| Written instruction |
Send back all the data below, exactly as given.
--- begin Records provided ---
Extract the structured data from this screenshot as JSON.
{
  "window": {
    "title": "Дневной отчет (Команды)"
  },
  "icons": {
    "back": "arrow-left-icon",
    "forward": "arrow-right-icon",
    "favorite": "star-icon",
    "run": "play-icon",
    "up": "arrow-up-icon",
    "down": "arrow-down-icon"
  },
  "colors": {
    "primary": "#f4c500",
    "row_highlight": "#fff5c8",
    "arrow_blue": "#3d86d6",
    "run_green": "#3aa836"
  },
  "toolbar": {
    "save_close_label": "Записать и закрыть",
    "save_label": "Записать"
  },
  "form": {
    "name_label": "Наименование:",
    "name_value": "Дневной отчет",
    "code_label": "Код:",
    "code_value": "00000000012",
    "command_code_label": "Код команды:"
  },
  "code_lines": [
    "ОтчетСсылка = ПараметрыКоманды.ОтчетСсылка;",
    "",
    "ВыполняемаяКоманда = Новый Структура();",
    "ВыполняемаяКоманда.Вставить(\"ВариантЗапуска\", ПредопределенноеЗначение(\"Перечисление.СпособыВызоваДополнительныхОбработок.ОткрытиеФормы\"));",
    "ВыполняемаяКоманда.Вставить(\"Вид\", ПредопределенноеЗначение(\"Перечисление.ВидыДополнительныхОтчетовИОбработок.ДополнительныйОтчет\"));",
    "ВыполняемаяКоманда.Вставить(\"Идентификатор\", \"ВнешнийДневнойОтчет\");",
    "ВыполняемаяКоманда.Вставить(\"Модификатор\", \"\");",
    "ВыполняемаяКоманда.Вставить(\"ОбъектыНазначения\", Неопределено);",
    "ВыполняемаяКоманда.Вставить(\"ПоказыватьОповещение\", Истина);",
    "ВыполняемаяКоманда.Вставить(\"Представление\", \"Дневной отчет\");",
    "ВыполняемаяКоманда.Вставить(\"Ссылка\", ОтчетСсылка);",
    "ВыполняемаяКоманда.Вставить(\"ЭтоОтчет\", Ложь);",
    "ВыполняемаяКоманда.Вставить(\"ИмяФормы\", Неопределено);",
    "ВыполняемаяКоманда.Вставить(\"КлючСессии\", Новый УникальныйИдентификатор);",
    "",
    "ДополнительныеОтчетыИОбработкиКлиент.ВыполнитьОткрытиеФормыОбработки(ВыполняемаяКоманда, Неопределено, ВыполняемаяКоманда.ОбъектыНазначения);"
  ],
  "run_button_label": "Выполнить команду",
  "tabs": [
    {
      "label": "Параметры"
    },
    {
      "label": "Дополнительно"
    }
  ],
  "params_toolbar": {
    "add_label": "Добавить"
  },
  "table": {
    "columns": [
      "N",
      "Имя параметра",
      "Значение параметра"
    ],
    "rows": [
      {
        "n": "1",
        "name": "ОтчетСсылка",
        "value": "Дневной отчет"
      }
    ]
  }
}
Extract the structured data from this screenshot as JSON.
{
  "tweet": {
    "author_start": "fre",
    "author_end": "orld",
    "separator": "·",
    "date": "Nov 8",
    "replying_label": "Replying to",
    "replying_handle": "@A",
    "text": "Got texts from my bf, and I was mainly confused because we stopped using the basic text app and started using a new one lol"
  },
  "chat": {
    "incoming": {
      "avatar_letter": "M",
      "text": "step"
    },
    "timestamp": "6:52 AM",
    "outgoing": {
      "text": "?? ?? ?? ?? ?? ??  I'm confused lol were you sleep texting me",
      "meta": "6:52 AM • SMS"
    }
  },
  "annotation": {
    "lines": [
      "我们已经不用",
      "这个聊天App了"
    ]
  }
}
--- end Records provided ---
| Reply to the task |
Extract the structured data from this screenshot as JSON.
{
  "window": {
    "title": "Дневной отчет (Команды)"
  },
  "icons": {
    "back": "arrow-left-icon",
    "forward": "arrow-right-icon",
    "favorite": "star-icon",
    "run": "play-icon",
    "up": "arrow-up-icon",
    "down": "arrow-down-icon"
  },
  "colors": {
    "primary": "#f4c500",
    "row_highlight": "#fff5c8",
    "arrow_blue": "#3d86d6",
    "run_green": "#3aa836"
  },
  "toolbar": {
    "save_close_label": "Записать и закрыть",
    "save_label": "Записать"
  },
  "form": {
    "name_label": "Наименование:",
    "name_value": "Дневной отчет",
    "code_label": "Код:",
    "code_value": "00000000012",
    "command_code_label": "Код команды:"
  },
  "code_lines": [
    "ОтчетСсылка = ПараметрыКоманды.ОтчетСсылка;",
    "",
    "ВыполняемаяКоманда = Новый Структура();",
    "ВыполняемаяКоманда.Вставить(\"ВариантЗапуска\", ПредопределенноеЗначение(\"Перечисление.СпособыВызоваДополнительныхОбработок.ОткрытиеФормы\"));",
    "ВыполняемаяКоманда.Вставить(\"Вид\", ПредопределенноеЗначение(\"Перечисление.ВидыДополнительныхОтчетовИОбработок.ДополнительныйОтчет\"));",
    "ВыполняемаяКоманда.Вставить(\"Идентификатор\", \"ВнешнийДневнойОтчет\");",
    "ВыполняемаяКоманда.Вставить(\"Модификатор\", \"\");",
    "ВыполняемаяКоманда.Вставить(\"ОбъектыНазначения\", Неопределено);",
    "ВыполняемаяКоманда.Вставить(\"ПоказыватьОповещение\", Истина);",
    "ВыполняемаяКоманда.Вставить(\"Представление\", \"Дневной отчет\");",
    "ВыполняемаяКоманда.Вставить(\"Ссылка\", ОтчетСсылка);",
    "ВыполняемаяКоманда.Вставить(\"ЭтоОтчет\", Ложь);",
    "ВыполняемаяКоманда.Вставить(\"ИмяФормы\", Неопределено);",
    "ВыполняемаяКоманда.Вставить(\"КлючСессии\", Новый УникальныйИдентификатор);",
    "",
    "ДополнительныеОтчетыИОбработкиКлиент.ВыполнитьОткрытиеФормыОбработки(ВыполняемаяКоманда, Неопределено, ВыполняемаяКоманда.ОбъектыНазначения);"
  ],
  "run_button_label": "Выполнить команду",
  "tabs": [
    {
      "label": "Параметры"
    },
    {
      "label": "Дополнительно"
    }
  ],
  "params_toolbar": {
    "add_label": "Добавить"
  },
  "table": {
    "columns": [
      "N",
      "Имя параметра",
      "Значение параметра"
    ],
    "rows": [
      {
        "n": "1",
        "name": "ОтчетСсылка",
        "value": "Дневной отчет"
      }
    ]
  }
}
Extract the structured data from this screenshot as JSON.
{
  "tweet": {
    "author_start": "fre",
    "author_end": "orld",
    "separator": "·",
    "date": "Nov 8",
    "replying_label": "Replying to",
    "replying_handle": "@A",
    "text": "Got texts from my bf, and I was mainly confused because we stopped using the basic text app and started using a new one lol"
  },
  "chat": {
    "incoming": {
      "avatar_letter": "M",
      "text": "step"
    },
    "timestamp": "6:52 AM",
    "outgoing": {
      "text": "?? ?? ?? ?? ?? ??  I'm confused lol were you sleep texting me",
      "meta": "6:52 AM • SMS"
    }
  },
  "annotation": {
    "lines": [
      "我们已经不用",
      "这个聊天App了"
    ]
  }
}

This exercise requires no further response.